### Task requirements
Please continue the Elasticsearch edge n-gram text below, starting right after its last sentence.

### Page text
****************************************
Elasticsearch Edge NGram tokenizer higher score when word begins with n-gram

Suppose there is the following mapping with Edge NGram Tokenizer:
{
"settings": {
"analysis": {
"analyzer": {
"autocomplete_analyzer": {
"tokenizer": "autocomplete_tokenizer",
"filter": [
"standard"
]
},
"autocomplete_search": {
"tokenizer": "whitespace"
}
},
"tokenizer": {
"autocomplete_tokenizer": {
"type": "edge_ngram",
"min_gram": 1,
"max_gram": 10,
"token_chars": [
"letter",
"symbol"
]
}
}
}
},
"mappings": {
"tag": {
"properties": {
"id": {
"type": "long"
},
"name": {
"type": "text",
"analyzer": "autocomplete_analyzer",
"search_analyzer": "autocomplete_search"
}
}
}
}
}
And the following documents are indexed:
POST /tag/tag/_bulk
{"index":{}}
{"name" : "HITS FIND SOME"}
{"index":{}}
{"name" : "TRENDING HI"}
{"index":{}}
{"name" : "HITS OTHER"}
Then searching
{
"query": {
"match": {
"name": {
"query": "HI"
}
}
}
}
yields all with the same score, or TRENDING - HI with a score higher than one of the others.
How can it be configured, to show with a higher score the entries that actually start with the searcher n-gram? In this case, HITS FIND SOME and HITS OTHER to have a higher score than TRENDING HI; at the same time TRENDING HI should be in the results.
Highlighter is also used, so the given solution shouldn't mess it up.
The highlighter used in query is:
"highlight": {
"pre_tags": [
"<"
],
"post_tags": [
">"
],
"fields": {
"name": {}
}
}
Using this with match_phrase_prefix messes up the highlighting, yielding <H><I><T><S> FIND SOME when searching only for H.
You must understand how elasticsearch/lucene analyzes your data and calculate the search score.
1. Analyze API
https://www.elastic.co/guide/en/elasticsearch/reference/current/_testing_analyzers.html this will show you what elasticsearch will store, in your case:
T / TR / TRE /.... TRENDING / / H / HI
2. Score
https://www.elastic.co/guide/en/elasticsearch/reference/current/query-dsl-bool-query.html
The bool query is often used to build complex query where you need a particular use case. Use must to filter document, then should to score. A common use case is to use different analyzers on a same field (by using the keyword fields in the mapping, you can analyze a same field differently).
****************************************
### Data
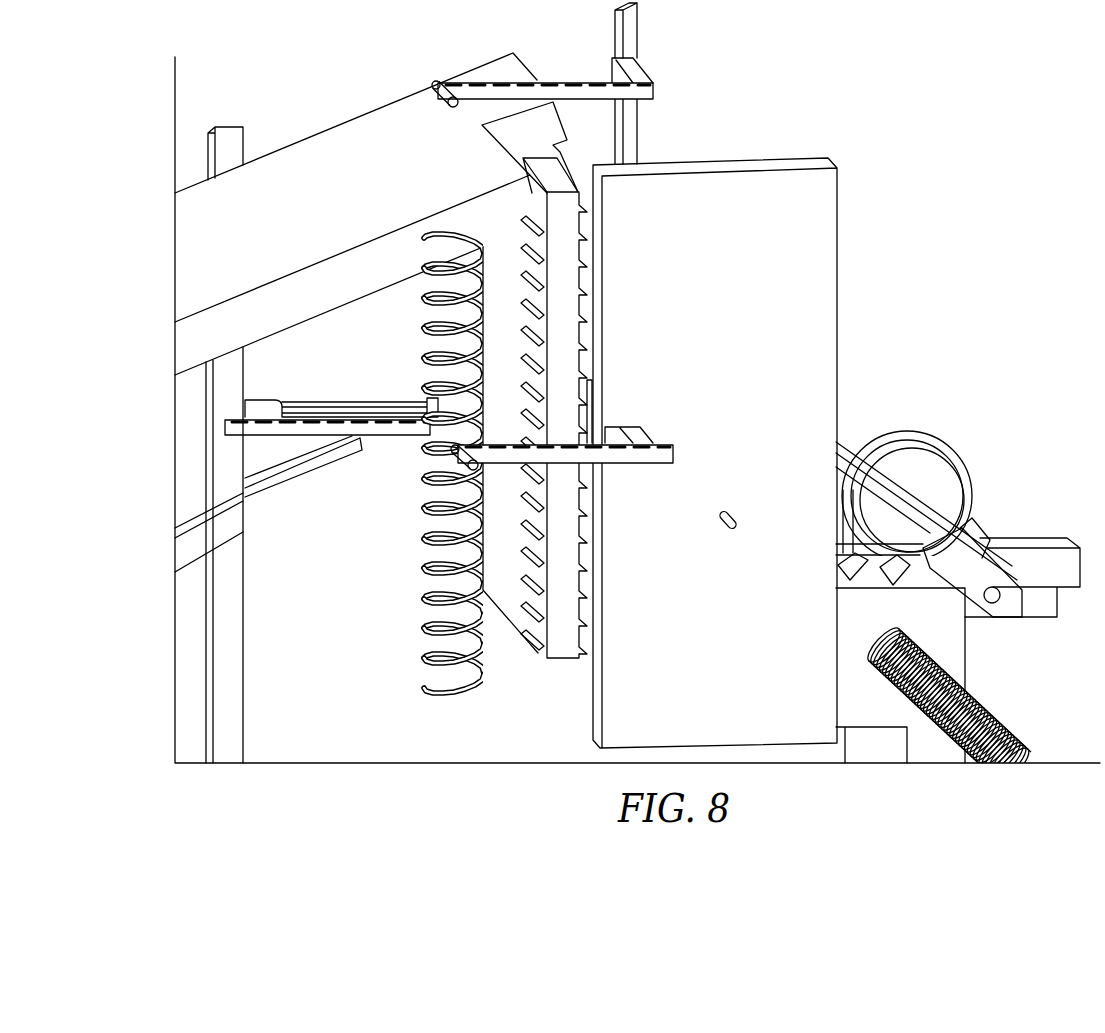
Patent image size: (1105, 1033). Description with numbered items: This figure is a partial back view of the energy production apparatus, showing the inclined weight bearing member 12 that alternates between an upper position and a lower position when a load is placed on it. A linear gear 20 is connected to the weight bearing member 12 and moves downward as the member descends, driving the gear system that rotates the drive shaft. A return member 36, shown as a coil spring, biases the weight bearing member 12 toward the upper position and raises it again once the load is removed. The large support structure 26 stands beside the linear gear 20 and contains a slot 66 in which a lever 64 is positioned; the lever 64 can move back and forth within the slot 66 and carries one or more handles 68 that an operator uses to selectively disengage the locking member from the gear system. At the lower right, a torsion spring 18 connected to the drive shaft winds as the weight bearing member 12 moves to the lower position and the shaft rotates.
****************************************
### Reply to the task
3. dont mess highlight
According the doc: https://www.elastic.co/guide/en/elasticsearch/reference/current/search-request-highlighting.html#specify-highlight-query
You can add an extra query:
{
"query": {
"bool": {
"must" : [
{
"match": {
"name": "HI"
}
}
],
"should": [
{
"prefix": {
"name": "HI"
}
}
]
}
},
"highlight": {
"pre_tags": [
"<"
],
"post_tags": [
">"
],
"fields": {
"name": {
"highlight_query": {
"match": {
"name": "HI"
}
}
}
}
}
}
In this particular case you could add a match_phrase_prefix term to your query, which does prefix match on the last term in the text:
{
"query": {
"bool": {
"should": [
{
"match": {
"name": "HI"
}
},
{
"match_phrase_prefix": {
"name": "HI"
}
}
]
}
}
}
The match term will match on all three results, but the match_phrase_prefix won't match on TRENDING HI. As a result, you'll get all three items in the results, but TRENDING HI will appear with a lower score.
Quoting the docs:
The match_phrase_prefix query is a poor-man’s autocomplete[...] For better solutions for search-as-you-type see the completion suggester and Index-Time Search-as-You-Type.
On a side note, if you're introducing that bool query, you'll probably want to look at the minimum_should_match option, depending on the results you want.
A possible solution for this problem is to use multifields. They allow for indexing of the same data from your source document in different ways. In your case you could index the name field as default text, then as ngrams and also as edgengrams. Then the query would have to be a bool query comparing with all those different fields.
The final score of documents is composed of the match value for each one. Those matches are also called signals, signalling that there is a match between the query and the document. The document with most signals matching gets the highest score.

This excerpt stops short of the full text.